[Lines of data]
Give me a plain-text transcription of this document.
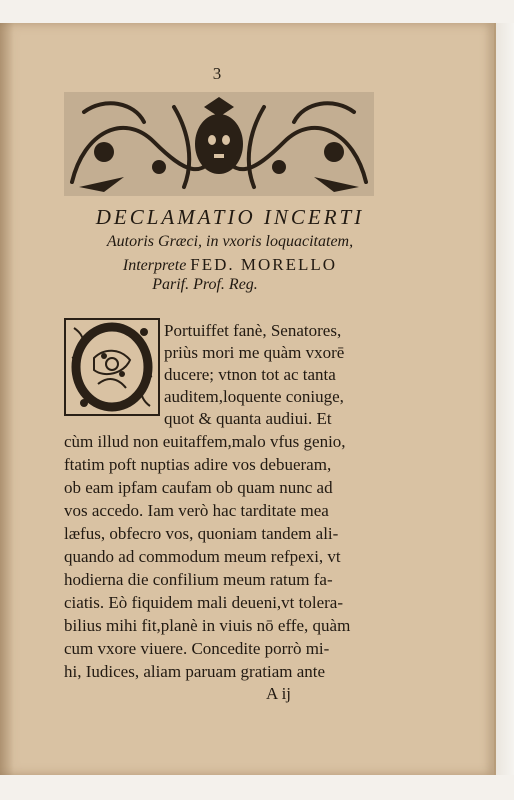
3
DECLAMATIO INCERTI
Autoris Græci, in vxoris loquacitatem,
Interprete FED. MORELLO
Parif. Prof. Reg.
Portuiffet fanè, Senatores,
priùs mori me quàm vxorē
ducere; vtnon tot ac tanta
auditem,loquente coniuge,
quot & quanta audiui. Et
cùm illud non euitaffem,malo vfus genio,
ftatim poft nuptias adire vos debueram,
ob eam ipfam caufam ob quam nunc ad
vos accedo. Iam verò hac tarditate mea
læfus, obfecro vos, quoniam tandem ali-
quando ad commodum meum refpexi, vt
hodierna die confilium meum ratum fa-
ciatis. Eò fiquidem mali deueni,vt tolera-
bilius mihi fit,planè in viuis nō effe, quàm
cum vxore viuere. Concedite porrò mi-
hi, Iudices, aliam paruam gratiam ante
A ij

[Aim] Copy out every line of the material above that mentions the word "quàm".

[Result]
priùs mori me quàm vxorē
bilius mihi fit,planè in viuis nō effe, quàm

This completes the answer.